┌─ Given entries

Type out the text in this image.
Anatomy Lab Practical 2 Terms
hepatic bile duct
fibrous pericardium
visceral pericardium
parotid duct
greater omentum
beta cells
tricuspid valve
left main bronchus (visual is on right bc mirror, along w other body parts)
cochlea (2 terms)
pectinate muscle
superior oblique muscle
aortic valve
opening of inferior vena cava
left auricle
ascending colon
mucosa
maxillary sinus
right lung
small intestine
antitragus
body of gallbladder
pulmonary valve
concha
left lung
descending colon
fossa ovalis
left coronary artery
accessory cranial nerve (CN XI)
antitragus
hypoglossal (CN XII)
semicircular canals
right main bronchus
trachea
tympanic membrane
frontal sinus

└─

> Work request
Give every line of the material again, exactly as it reads.

> Solution
Type out the text in this image.
Anatomy Lab Practical 2 Terms
hepatic bile duct
fibrous pericardium
visceral pericardium
parotid duct
greater omentum
beta cells
tricuspid valve
left main bronchus (visual is on right bc mirror, along w other body parts)
cochlea (2 terms)
pectinate muscle
superior oblique muscle
aortic valve
opening of inferior vena cava
left auricle
ascending colon
mucosa
maxillary sinus
right lung
small intestine
antitragus
body of gallbladder
pulmonary valve
concha
left lung
descending colon
fossa ovalis
left coronary artery
accessory cranial nerve (CN XI)
antitragus
hypoglossal (CN XII)
semicircular canals
right main bronchus
trachea
tympanic membrane
frontal sinus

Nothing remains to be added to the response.